Stored entries
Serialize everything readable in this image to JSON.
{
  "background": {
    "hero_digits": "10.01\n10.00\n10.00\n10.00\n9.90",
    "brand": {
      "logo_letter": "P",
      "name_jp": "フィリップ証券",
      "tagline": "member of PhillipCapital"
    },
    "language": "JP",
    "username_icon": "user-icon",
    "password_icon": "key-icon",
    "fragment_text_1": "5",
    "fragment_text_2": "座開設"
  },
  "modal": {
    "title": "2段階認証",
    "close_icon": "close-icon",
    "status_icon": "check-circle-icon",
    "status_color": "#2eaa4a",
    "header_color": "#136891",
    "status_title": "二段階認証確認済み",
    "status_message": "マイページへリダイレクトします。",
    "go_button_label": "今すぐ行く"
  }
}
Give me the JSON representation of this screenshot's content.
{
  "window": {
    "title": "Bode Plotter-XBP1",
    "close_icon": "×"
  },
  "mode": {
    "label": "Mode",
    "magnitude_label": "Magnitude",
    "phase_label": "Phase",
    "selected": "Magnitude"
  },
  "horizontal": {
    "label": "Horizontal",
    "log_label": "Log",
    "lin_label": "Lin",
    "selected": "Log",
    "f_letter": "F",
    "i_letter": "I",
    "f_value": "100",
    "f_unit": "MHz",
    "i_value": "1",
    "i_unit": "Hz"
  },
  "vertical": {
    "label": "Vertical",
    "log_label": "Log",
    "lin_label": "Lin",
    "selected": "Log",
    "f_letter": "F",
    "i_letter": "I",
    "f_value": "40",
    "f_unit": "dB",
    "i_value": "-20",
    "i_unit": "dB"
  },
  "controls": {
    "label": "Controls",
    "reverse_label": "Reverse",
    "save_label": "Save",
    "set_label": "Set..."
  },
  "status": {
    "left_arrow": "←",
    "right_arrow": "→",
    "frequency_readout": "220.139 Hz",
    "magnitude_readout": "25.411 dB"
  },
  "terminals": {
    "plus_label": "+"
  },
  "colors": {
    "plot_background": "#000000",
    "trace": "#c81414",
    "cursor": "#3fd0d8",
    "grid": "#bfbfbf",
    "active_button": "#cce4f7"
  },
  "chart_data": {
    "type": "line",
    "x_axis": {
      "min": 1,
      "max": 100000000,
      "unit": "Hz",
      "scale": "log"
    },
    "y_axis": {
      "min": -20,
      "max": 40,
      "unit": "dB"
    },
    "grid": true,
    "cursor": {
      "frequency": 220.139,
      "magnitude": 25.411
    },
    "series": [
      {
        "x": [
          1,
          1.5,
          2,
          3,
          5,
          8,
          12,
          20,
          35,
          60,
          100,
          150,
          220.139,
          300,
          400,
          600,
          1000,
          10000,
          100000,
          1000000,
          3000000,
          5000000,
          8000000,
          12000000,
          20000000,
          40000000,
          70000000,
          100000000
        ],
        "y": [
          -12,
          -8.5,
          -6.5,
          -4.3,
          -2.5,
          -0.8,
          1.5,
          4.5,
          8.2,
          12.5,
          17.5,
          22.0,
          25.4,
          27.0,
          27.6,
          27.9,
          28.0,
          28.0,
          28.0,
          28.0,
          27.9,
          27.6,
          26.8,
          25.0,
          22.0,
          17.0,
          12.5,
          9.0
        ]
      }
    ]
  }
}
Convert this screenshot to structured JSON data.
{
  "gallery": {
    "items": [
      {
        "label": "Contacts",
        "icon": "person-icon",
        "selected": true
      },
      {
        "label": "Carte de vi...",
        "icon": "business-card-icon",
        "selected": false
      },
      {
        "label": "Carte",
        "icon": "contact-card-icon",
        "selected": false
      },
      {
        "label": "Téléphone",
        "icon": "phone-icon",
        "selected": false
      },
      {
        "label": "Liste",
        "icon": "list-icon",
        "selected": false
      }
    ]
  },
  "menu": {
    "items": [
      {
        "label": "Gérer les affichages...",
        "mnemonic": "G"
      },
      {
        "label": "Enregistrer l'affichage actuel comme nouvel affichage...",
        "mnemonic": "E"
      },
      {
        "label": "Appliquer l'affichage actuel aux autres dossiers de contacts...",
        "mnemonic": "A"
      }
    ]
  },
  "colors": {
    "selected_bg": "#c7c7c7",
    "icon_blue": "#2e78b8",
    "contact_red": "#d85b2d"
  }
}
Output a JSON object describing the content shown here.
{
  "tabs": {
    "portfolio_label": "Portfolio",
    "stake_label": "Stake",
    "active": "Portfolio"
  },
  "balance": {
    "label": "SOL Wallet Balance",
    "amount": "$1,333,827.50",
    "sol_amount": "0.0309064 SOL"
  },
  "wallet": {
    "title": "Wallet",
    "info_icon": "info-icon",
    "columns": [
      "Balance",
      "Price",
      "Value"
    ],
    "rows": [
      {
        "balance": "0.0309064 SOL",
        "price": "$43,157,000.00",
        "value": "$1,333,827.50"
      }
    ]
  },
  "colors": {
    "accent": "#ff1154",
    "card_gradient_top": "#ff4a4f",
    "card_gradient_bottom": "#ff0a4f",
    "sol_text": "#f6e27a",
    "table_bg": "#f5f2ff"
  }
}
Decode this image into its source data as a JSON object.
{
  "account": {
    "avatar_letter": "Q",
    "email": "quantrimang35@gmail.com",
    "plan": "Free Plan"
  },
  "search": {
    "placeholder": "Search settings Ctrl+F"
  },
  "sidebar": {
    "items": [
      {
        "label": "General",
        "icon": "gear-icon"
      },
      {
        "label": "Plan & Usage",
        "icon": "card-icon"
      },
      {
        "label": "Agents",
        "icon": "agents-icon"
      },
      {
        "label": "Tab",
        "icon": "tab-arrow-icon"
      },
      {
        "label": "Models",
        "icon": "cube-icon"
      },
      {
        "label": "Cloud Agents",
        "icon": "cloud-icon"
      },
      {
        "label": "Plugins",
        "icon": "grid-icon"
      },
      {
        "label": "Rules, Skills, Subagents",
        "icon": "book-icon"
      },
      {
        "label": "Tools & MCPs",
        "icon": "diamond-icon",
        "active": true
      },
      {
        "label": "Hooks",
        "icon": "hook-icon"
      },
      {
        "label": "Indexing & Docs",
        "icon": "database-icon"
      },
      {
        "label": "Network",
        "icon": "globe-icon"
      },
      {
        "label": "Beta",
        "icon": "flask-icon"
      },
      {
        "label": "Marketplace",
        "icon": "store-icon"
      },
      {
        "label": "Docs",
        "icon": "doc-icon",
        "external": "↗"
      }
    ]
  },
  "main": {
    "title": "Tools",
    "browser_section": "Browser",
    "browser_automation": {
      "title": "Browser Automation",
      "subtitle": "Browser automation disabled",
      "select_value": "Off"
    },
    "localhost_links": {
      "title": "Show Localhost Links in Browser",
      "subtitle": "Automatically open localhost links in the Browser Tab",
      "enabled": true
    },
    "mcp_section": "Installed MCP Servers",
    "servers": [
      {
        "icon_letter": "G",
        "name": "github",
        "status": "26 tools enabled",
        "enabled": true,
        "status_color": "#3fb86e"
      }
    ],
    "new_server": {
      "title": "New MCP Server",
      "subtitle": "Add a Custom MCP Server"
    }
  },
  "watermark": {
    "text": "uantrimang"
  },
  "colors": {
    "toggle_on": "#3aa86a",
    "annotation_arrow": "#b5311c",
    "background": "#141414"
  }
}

◆ **Task**:
Of the lines above, copy each that contains "enabled".

◆ **Output**:
      "enabled": true
        "status": "26 tools enabled",
        "enabled": true,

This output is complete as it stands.